═══ FRAGMENTO DEL TEXTO ═══

En definitiva, lo que la RAE ofrece es una muestra algo representativa de entre los cientos y cientos de estas plantas, divididas en familias y subfamilias, especies y variedades, de las que se tiene constancia. Aun con todo, me quedó el sinsabor de que habría podido incluir algún ejemplar más, aunque hubiera sido un par más. Por tanto, con mi inquietud a cuestas, acudí a la sabiduría del pueblo, allí donde los apegados a la tierra saben de virtudes y fracasos, de tópicos y estereotipos, de dichos y sentencias y son expertos en refranes.

Pues qué otra cosa es el refranero sino el poemario popular de la tribu, ancestral como la propia palabra. Porque raro es quien no haya oído alguna vez aquello de Unos cardan la lana y otros se llevan la fama, refrán que me retrotrae a una de las especies utilizadas desde antiguo para menesteres varios. La cardoncha, cardo cardador o cardo de cardadores, donde tejedores de antaño y sus pisones de madera, movidos la por fuerza del agua, desenredaban cientos de fardos de lana con las cabezuelas de la Dipsacus fullonum para confeccionar paños y mantas.

═══

TAREAS ESCRITAS>
1. Según el fragmento sobre el refranero, ¿con qué desenredaban los tejedores de antaño los fardos de lana?
2. Convierta en una lista JSON de cadenas todo el listado, desde su primera línea hasta la línea que contiene "series-1-point xyxy=(1305,326,1337,357)", ambas incluidas. Cada línea debe ser una cadena, y las líneas en blanco se omiten.
El listado no guarda relación alguna con el fragmento.

═══ DATOS DEL EJERCICIO ═══

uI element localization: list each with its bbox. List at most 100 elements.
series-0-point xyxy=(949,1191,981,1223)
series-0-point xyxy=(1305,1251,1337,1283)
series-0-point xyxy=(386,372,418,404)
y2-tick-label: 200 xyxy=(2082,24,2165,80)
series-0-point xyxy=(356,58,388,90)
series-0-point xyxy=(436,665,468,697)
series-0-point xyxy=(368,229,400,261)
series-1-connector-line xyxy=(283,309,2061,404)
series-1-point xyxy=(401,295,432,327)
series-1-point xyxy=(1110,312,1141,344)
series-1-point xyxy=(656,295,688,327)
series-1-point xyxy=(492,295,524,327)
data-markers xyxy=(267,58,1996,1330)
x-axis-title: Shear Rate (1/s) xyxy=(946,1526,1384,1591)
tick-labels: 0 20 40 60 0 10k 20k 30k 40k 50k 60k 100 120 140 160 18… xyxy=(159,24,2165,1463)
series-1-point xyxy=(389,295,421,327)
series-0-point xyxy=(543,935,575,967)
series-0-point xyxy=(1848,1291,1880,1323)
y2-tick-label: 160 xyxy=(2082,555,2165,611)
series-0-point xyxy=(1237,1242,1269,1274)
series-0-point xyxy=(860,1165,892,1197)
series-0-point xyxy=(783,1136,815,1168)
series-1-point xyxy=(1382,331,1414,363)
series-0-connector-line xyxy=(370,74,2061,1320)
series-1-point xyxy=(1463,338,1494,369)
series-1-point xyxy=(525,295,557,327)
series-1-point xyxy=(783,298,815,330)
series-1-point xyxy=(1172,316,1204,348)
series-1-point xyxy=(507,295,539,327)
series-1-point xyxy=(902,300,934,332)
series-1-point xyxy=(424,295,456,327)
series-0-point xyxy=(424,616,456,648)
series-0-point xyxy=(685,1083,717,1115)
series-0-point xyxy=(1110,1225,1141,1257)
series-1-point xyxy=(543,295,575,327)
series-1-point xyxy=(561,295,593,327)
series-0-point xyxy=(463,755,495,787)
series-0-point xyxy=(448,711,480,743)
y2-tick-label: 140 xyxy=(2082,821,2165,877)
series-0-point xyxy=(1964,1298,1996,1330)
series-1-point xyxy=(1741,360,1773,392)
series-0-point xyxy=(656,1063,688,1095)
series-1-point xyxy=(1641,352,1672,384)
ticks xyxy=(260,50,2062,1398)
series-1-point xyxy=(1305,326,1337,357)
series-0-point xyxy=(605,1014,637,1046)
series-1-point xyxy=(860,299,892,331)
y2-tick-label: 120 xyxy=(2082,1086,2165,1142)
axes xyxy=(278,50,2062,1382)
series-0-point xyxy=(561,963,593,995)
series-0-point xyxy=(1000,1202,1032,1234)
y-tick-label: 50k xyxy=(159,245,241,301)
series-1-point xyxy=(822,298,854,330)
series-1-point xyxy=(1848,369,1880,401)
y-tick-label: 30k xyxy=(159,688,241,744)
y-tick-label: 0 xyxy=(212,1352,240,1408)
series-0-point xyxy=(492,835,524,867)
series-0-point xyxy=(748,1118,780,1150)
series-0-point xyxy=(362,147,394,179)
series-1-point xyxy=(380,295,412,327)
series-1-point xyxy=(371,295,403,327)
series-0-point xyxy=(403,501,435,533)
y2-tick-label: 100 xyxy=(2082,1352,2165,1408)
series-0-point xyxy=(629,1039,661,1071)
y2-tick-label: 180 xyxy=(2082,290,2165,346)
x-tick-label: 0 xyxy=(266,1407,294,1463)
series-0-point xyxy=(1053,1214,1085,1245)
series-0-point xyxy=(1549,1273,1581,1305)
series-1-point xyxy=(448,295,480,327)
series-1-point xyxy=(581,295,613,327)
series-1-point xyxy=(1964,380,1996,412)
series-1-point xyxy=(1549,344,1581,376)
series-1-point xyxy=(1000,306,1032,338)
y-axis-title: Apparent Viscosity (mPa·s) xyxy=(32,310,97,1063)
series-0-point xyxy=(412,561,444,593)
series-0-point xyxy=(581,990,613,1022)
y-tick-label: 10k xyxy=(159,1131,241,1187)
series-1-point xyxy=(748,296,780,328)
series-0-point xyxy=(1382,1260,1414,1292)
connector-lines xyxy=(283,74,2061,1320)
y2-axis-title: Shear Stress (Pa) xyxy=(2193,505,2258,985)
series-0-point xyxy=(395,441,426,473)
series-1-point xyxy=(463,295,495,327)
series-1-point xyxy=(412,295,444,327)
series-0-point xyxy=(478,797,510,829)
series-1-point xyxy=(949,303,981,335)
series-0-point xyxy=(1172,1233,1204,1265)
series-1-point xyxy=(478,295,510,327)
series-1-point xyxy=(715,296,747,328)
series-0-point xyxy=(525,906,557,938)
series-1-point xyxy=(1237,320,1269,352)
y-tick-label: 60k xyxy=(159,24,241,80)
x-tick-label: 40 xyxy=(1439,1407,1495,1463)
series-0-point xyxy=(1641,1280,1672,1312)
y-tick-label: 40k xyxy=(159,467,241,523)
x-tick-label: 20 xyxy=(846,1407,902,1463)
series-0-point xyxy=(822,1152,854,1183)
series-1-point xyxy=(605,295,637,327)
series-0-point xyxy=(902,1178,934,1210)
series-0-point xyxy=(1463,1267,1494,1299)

═══

RESPUESTAS A LOS PROBLEMAS>
1. Con las cabezuelas de la Dipsacus fullonum.

2.
[
  "uI element localization: list each with its bbox. List at most 100 elements.",
  "series-0-point xyxy=(949,1191,981,1223)",
  "series-0-point xyxy=(1305,1251,1337,1283)",
  "series-0-point xyxy=(386,372,418,404)",
  "y2-tick-label: 200 xyxy=(2082,24,2165,80)",
  "series-0-point xyxy=(356,58,388,90)",
  "series-0-point xyxy=(436,665,468,697)",
  "series-0-point xyxy=(368,229,400,261)",
  "series-1-connector-line xyxy=(283,309,2061,404)",
  "series-1-point xyxy=(401,295,432,327)",
  "series-1-point xyxy=(1110,312,1141,344)",
  "series-1-point xyxy=(656,295,688,327)",
  "series-1-point xyxy=(492,295,524,327)",
  "data-markers xyxy=(267,58,1996,1330)",
  "x-axis-title: Shear Rate (1/s) xyxy=(946,1526,1384,1591)",
  "tick-labels: 0 20 40 60 0 10k 20k 30k 40k 50k 60k 100 120 140 160 18… xyxy=(159,24,2165,1463)",
  "series-1-point xyxy=(389,295,421,327)",
  "series-0-point xyxy=(543,935,575,967)",
  "series-0-point xyxy=(1848,1291,1880,1323)",
  "y2-tick-label: 160 xyxy=(2082,555,2165,611)",
  "series-0-point xyxy=(1237,1242,1269,1274)",
  "series-0-point xyxy=(860,1165,892,1197)",
  "series-0-point xyxy=(783,1136,815,1168)",
  "series-1-point xyxy=(1382,331,1414,363)",
  "series-0-connector-line xyxy=(370,74,2061,1320)",
  "series-1-point xyxy=(1463,338,1494,369)",
  "series-1-point xyxy=(525,295,557,327)",
  "series-1-point xyxy=(783,298,815,330)",
  "series-1-point xyxy=(1172,316,1204,348)",
  "series-1-point xyxy=(507,295,539,327)",
  "series-1-point xyxy=(902,300,934,332)",
  "series-1-point xyxy=(424,295,456,327)",
  "series-0-point xyxy=(424,616,456,648)",
  "series-0-point xyxy=(685,1083,717,1115)",
  "series-0-point xyxy=(1110,1225,1141,1257)",
  "series-1-point xyxy=(543,295,575,327)",
  "series-1-point xyxy=(561,295,593,327)",
  "series-0-point xyxy=(463,755,495,787)",
  "series-0-point xyxy=(448,711,480,743)",
  "y2-tick-label: 140 xyxy=(2082,821,2165,877)",
  "series-0-point xyxy=(1964,1298,1996,1330)",
  "series-1-point xyxy=(1741,360,1773,392)",
  "series-0-point xyxy=(656,1063,688,1095)",
  "series-1-point xyxy=(1641,352,1672,384)",
  "ticks xyxy=(260,50,2062,1398)",
  "series-1-point xyxy=(1305,326,1337,357)"
]